• [WHAT IS EXPECTED]: Look through the data below and return each line where "compte" appears.
═════ RECORDED INFORMATION ═════
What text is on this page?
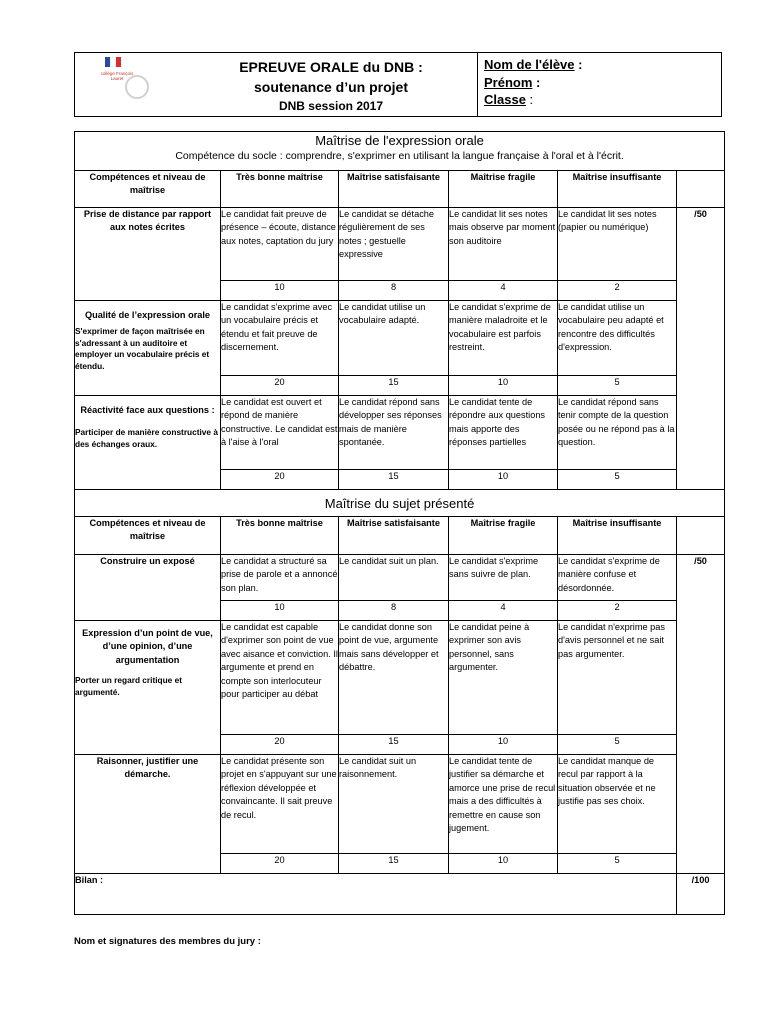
collège François Lauret
EPREUVE ORALE du DNB :
soutenance d’un projet
DNB session 2017
Nom de l'élève :
Prénom :
Classe :
Maîtrise de l'expression orale
Compétence du socle : comprendre, s'exprimer en utilisant la langue française à l'oral et à l'écrit.					

Compétences et niveau de maîtrise	Très bonne maîtrise	Maîtrise satisfaisante	Maîtrise fragile	Maîtrise insuffisante	
Prise de distance par rapport aux notes écrites	Le candidat fait preuve de présence – écoute, distance aux notes, captation du jury	Le candidat se détache régulièrement de ses notes ; gestuelle expressive	Le candidat lit ses notes mais observe par moment son auditoire	Le candidat lit ses notes (papier ou numérique)	/50
	10	8	4	2	
Qualité de l’expression orale
S'exprimer de façon maîtrisée en s'adressant à un auditoire et employer un vocabulaire précis et étendu.	Le candidat s'exprime avec un vocabulaire précis et étendu et fait preuve de discernement.	Le candidat utilise un vocabulaire adapté.	Le candidat s'exprime de manière maladroite et le vocabulaire est parfois restreint.	Le candidat utilise un vocabulaire peu adapté et rencontre des difficultés d'expression.	
	20	15	10	5	
Réactivité face aux questions :
Participer de manière constructive à des échanges oraux.	Le candidat est ouvert et répond de manière constructive. Le candidat est à l'aise à l'oral	Le candidat répond sans développer ses réponses mais de manière spontanée.	Le candidat tente de répondre aux questions mais apporte des réponses partielles	Le candidat répond sans tenir compte de la question posée ou ne répond pas à la question.	
	20	15	10	5	

Maîtrise du sujet présenté					

Compétences et niveau de maîtrise	Très bonne maîtrise	Maîtrise satisfaisante	Maîtrise fragile	Maîtrise insuffisante	
Construire un exposé	Le candidat a structuré sa prise de parole et a annoncé son plan.	Le candidat suit un plan.	Le candidat s'exprime sans suivre de plan.	Le candidat s'exprime de manière confuse et désordonnée.	/50
	10	8	4	2	
Expression d’un point de vue, d’une opinion, d’une argumentation
Porter un regard critique et argumenté.	Le candidat est capable d'exprimer son point de vue avec aisance et conviction. Il argumente et prend en compte son interlocuteur pour participer au débat	Le candidat donne son point de vue, argumente mais sans développer et débattre.	Le candidat peine à exprimer son avis personnel, sans argumenter.	Le candidat n'exprime pas d'avis personnel et ne sait pas argumenter.	
	20	15	10	5	
Raisonner, justifier une démarche.	Le candidat présente son projet en s'appuyant sur une réflexion développée et convaincante. Il sait preuve de recul.	Le candidat suit un raisonnement.	Le candidat tente de justifier sa démarche et amorce une prise de recul mais a des difficultés à remettre en cause son jugement.	Le candidat manque de recul par rapport à la situation observée et ne justifie pas ses choix.	
	20	15	10	5	
Bilan :					/100
Nom et signatures des membres du jury :
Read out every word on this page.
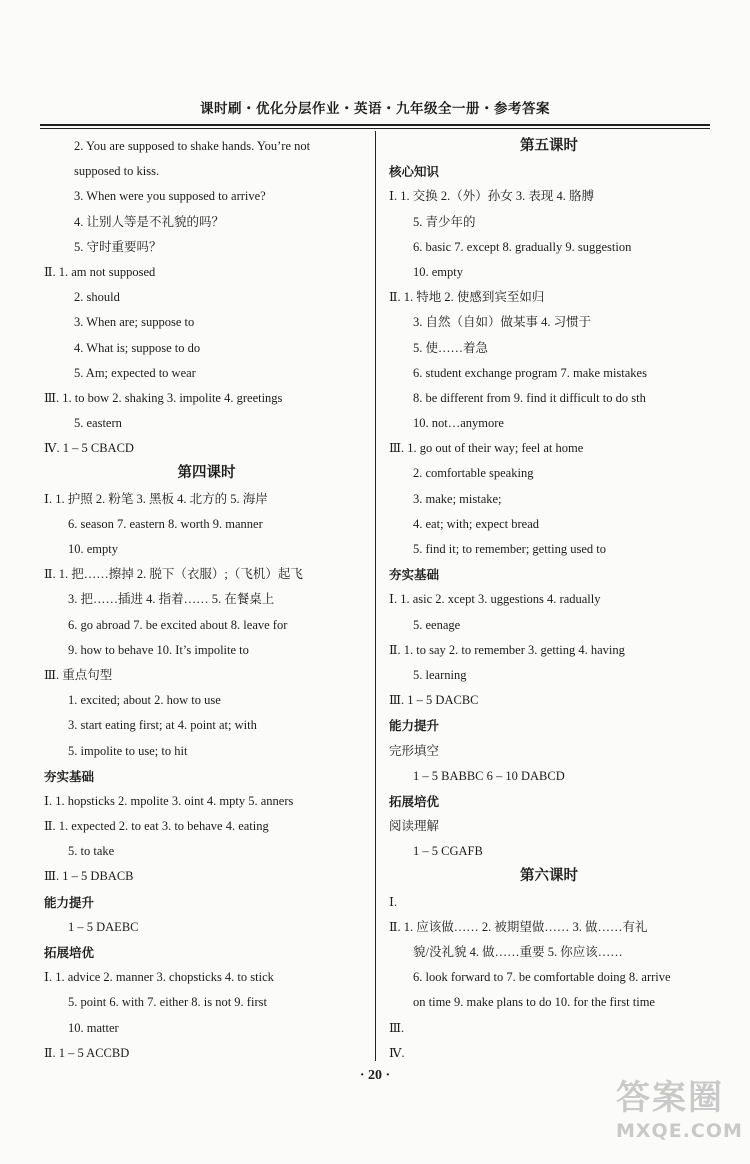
课时刷・优化分层作业・英语・九年级全一册・参考答案
2. You are supposed to shake hands. You’re not
supposed to kiss.
3. When were you supposed to arrive?
4. 让别人等是不礼貌的吗？
5. 守时重要吗？
Ⅱ. 1. am not supposed
2. should
3. When are; suppose to
4. What is; suppose to do
5. Am; expected to wear
Ⅲ. 1. to bow 2. shaking 3. impolite 4. greetings
5. eastern
Ⅳ. 1 – 5 CBACD
第四课时
Ⅰ. 1. 护照 2. 粉笔 3. 黑板 4. 北方的 5. 海岸
6. season 7. eastern 8. worth 9. manner
10. empty
Ⅱ. 1. 把……擦掉 2. 脱下（衣服）;（飞机）起飞
3. 把……插进 4. 指着…… 5. 在餐桌上
6. go abroad 7. be excited about 8. leave for
9. how to behave 10. It’s impolite to
Ⅲ. 重点句型
1. excited; about 2. how to use
3. start eating first; at 4. point at; with
5. impolite to use; to hit
夯实基础
Ⅰ. 1. hopsticks 2. mpolite 3. oint 4. mpty 5. anners
Ⅱ. 1. expected 2. to eat 3. to behave 4. eating
5. to take
Ⅲ. 1 – 5 DBACB
能力提升
1 – 5 DAEBC
拓展培优
Ⅰ. 1. advice 2. manner 3. chopsticks 4. to stick
5. point 6. with 7. either 8. is not 9. first
10. matter
Ⅱ. 1 – 5 ACCBD
第五课时
核心知识
Ⅰ. 1. 交换 2.（外）孙女 3. 表现 4. 胳膊
5. 青少年的
6. basic 7. except 8. gradually 9. suggestion
10. empty
Ⅱ. 1. 特地 2. 使感到宾至如归
3. 自然（自如）做某事 4. 习惯于
5. 使……着急
6. student exchange program 7. make mistakes
8. be different from 9. find it difficult to do sth
10. not…anymore
Ⅲ. 1. go out of their way; feel at home
2. comfortable speaking
3. make; mistake;
4. eat; with; expect bread
5. find it; to remember; getting used to
夯实基础
Ⅰ. 1. asic 2. xcept 3. uggestions 4. radually
5. eenage
Ⅱ. 1. to say 2. to remember 3. getting 4. having
5. learning
Ⅲ. 1 – 5 DACBC
能力提升
完形填空
1 – 5 BABBC 6 – 10 DABCD
拓展培优
阅读理解
1 – 5 CGAFB
第六课时
Ⅰ.
Ⅱ. 1. 应该做…… 2. 被期望做…… 3. 做……有礼
貌/没礼貌 4. 做……重要 5. 你应该……
6. look forward to 7. be comfortable doing 8. arrive
on time 9. make plans to do 10. for the first time
Ⅲ.
Ⅳ.
· 20 ·
答案圈
MXQE.COM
═════
• [FINISHED ANSWER]:
Participer de manière constructive à des échanges oraux.	Le candidat est ouvert et répond de manière constructive. Le candidat est à l'aise à l'oral	Le candidat répond sans développer ses réponses mais de manière spontanée.	Le candidat tente de répondre aux questions mais apporte des réponses partielles	Le candidat répond sans tenir compte de la question posée ou ne répond pas à la question.	
Porter un regard critique et argumenté.	Le candidat est capable d'exprimer son point de vue avec aisance et conviction. Il argumente et prend en compte son interlocuteur pour participer au débat	Le candidat donne son point de vue, argumente mais sans développer et débattre.	Le candidat peine à exprimer son avis personnel, sans argumenter.	Le candidat n'exprime pas d'avis personnel et ne sait pas argumenter.	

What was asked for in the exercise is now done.